## begin

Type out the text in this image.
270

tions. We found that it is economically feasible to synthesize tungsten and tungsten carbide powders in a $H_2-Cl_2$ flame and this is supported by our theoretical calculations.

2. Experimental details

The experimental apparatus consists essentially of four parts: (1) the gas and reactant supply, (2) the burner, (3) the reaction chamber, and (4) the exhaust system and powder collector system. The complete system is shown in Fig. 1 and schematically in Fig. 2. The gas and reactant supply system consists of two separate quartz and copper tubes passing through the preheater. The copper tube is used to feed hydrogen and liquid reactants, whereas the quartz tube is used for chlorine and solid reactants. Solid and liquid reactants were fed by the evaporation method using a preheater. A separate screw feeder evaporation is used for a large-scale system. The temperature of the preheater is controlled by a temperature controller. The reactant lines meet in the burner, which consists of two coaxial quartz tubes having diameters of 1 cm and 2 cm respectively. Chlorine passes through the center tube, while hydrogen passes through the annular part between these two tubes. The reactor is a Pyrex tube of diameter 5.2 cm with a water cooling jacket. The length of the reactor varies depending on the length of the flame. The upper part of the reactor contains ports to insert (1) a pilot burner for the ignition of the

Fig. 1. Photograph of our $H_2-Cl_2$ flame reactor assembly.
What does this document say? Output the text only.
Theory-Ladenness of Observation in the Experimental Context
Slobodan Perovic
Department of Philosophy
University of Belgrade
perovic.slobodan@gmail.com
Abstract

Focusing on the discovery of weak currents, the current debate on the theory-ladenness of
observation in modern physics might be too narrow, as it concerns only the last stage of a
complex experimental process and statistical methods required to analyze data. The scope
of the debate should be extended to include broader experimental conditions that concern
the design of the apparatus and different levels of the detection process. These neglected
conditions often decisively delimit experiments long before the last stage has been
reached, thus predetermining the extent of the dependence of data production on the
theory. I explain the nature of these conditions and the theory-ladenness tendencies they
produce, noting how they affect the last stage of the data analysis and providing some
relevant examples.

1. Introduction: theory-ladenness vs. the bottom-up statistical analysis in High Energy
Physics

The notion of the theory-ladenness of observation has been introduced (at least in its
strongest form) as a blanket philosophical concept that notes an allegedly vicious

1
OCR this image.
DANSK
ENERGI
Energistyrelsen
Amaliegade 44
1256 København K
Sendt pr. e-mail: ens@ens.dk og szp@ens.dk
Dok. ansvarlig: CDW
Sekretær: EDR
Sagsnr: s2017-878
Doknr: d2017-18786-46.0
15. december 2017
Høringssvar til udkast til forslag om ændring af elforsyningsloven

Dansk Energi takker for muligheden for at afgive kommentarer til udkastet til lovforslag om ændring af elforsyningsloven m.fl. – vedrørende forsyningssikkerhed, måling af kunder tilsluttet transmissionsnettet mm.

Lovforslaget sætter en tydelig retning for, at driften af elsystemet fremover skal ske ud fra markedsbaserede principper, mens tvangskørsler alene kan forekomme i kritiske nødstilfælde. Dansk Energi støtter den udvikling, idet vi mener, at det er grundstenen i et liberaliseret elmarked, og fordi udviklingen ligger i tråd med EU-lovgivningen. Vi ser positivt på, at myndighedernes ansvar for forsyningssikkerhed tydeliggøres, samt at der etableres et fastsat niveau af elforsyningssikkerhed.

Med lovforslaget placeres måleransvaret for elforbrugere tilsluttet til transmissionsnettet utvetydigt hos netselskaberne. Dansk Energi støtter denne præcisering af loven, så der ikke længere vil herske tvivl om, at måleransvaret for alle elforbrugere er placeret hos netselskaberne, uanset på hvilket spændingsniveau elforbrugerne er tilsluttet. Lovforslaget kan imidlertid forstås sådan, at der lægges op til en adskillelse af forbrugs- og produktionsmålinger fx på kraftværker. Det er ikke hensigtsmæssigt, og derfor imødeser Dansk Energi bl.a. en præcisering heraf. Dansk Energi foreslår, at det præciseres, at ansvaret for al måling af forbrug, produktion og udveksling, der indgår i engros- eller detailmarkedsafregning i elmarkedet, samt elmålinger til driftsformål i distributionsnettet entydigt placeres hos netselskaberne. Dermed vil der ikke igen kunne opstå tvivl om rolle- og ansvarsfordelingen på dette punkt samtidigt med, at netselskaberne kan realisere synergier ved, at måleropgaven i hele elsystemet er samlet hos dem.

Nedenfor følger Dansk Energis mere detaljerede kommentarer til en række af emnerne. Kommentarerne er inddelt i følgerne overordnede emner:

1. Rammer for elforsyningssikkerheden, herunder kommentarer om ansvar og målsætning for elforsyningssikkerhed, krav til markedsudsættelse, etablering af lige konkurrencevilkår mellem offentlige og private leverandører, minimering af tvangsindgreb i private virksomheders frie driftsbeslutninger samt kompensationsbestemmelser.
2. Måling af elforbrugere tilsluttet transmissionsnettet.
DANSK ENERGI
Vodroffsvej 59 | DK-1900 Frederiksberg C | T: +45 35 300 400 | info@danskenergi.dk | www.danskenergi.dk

## end

Work to do:
Reproduce the data in its entirety, matching each character.

Written answer:
Type out the text in this image.
270

tions. We found that it is economically feasible to synthesize tungsten and tungsten carbide powders in a $H_2-Cl_2$ flame and this is supported by our theoretical calculations.

2. Experimental details

The experimental apparatus consists essentially of four parts: (1) the gas and reactant supply, (2) the burner, (3) the reaction chamber, and (4) the exhaust system and powder collector system. The complete system is shown in Fig. 1 and schematically in Fig. 2. The gas and reactant supply system consists of two separate quartz and copper tubes passing through the preheater. The copper tube is used to feed hydrogen and liquid reactants, whereas the quartz tube is used for chlorine and solid reactants. Solid and liquid reactants were fed by the evaporation method using a preheater. A separate screw feeder evaporation is used for a large-scale system. The temperature of the preheater is controlled by a temperature controller. The reactant lines meet in the burner, which consists of two coaxial quartz tubes having diameters of 1 cm and 2 cm respectively. Chlorine passes through the center tube, while hydrogen passes through the annular part between these two tubes. The reactor is a Pyrex tube of diameter 5.2 cm with a water cooling jacket. The length of the reactor varies depending on the length of the flame. The upper part of the reactor contains ports to insert (1) a pilot burner for the ignition of the

Fig. 1. Photograph of our $H_2-Cl_2$ flame reactor assembly.
What does this document say? Output the text only.
Theory-Ladenness of Observation in the Experimental Context
Slobodan Perovic
Department of Philosophy
University of Belgrade
perovic.slobodan@gmail.com
Abstract

Focusing on the discovery of weak currents, the current debate on the theory-ladenness of
observation in modern physics might be too narrow, as it concerns only the last stage of a
complex experimental process and statistical methods required to analyze data. The scope
of the debate should be extended to include broader experimental conditions that concern
the design of the apparatus and different levels of the detection process. These neglected
conditions often decisively delimit experiments long before the last stage has been
reached, thus predetermining the extent of the dependence of data production on the
theory. I explain the nature of these conditions and the theory-ladenness tendencies they
produce, noting how they affect the last stage of the data analysis and providing some
relevant examples.

1. Introduction: theory-ladenness vs. the bottom-up statistical analysis in High Energy
Physics

The notion of the theory-ladenness of observation has been introduced (at least in its
strongest form) as a blanket philosophical concept that notes an allegedly vicious

1
OCR this image.
DANSK
ENERGI
Energistyrelsen
Amaliegade 44
1256 København K
Sendt pr. e-mail: ens@ens.dk og szp@ens.dk
Dok. ansvarlig: CDW
Sekretær: EDR
Sagsnr: s2017-878
Doknr: d2017-18786-46.0
15. december 2017
Høringssvar til udkast til forslag om ændring af elforsyningsloven

Dansk Energi takker for muligheden for at afgive kommentarer til udkastet til lovforslag om ændring af elforsyningsloven m.fl. – vedrørende forsyningssikkerhed, måling af kunder tilsluttet transmissionsnettet mm.

Lovforslaget sætter en tydelig retning for, at driften af elsystemet fremover skal ske ud fra markedsbaserede principper, mens tvangskørsler alene kan forekomme i kritiske nødstilfælde. Dansk Energi støtter den udvikling, idet vi mener, at det er grundstenen i et liberaliseret elmarked, og fordi udviklingen ligger i tråd med EU-lovgivningen. Vi ser positivt på, at myndighedernes ansvar for forsyningssikkerhed tydeliggøres, samt at der etableres et fastsat niveau af elforsyningssikkerhed.

Med lovforslaget placeres måleransvaret for elforbrugere tilsluttet til transmissionsnettet utvetydigt hos netselskaberne. Dansk Energi støtter denne præcisering af loven, så der ikke længere vil herske tvivl om, at måleransvaret for alle elforbrugere er placeret hos netselskaberne, uanset på hvilket spændingsniveau elforbrugerne er tilsluttet. Lovforslaget kan imidlertid forstås sådan, at der lægges op til en adskillelse af forbrugs- og produktionsmålinger fx på kraftværker. Det er ikke hensigtsmæssigt, og derfor imødeser Dansk Energi bl.a. en præcisering heraf. Dansk Energi foreslår, at det præciseres, at ansvaret for al måling af forbrug, produktion og udveksling, der indgår i engros- eller detailmarkedsafregning i elmarkedet, samt elmålinger til driftsformål i distributionsnettet entydigt placeres hos netselskaberne. Dermed vil der ikke igen kunne opstå tvivl om rolle- og ansvarsfordelingen på dette punkt samtidigt med, at netselskaberne kan realisere synergier ved, at måleropgaven i hele elsystemet er samlet hos dem.

Nedenfor følger Dansk Energis mere detaljerede kommentarer til en række af emnerne. Kommentarerne er inddelt i følgerne overordnede emner:

1. Rammer for elforsyningssikkerheden, herunder kommentarer om ansvar og målsætning for elforsyningssikkerhed, krav til markedsudsættelse, etablering af lige konkurrencevilkår mellem offentlige og private leverandører, minimering af tvangsindgreb i private virksomheders frie driftsbeslutninger samt kompensationsbestemmelser.
2. Måling af elforbrugere tilsluttet transmissionsnettet.
DANSK ENERGI
Vodroffsvej 59 | DK-1900 Frederiksberg C | T: +45 35 300 400 | info@danskenergi.dk | www.danskenergi.dk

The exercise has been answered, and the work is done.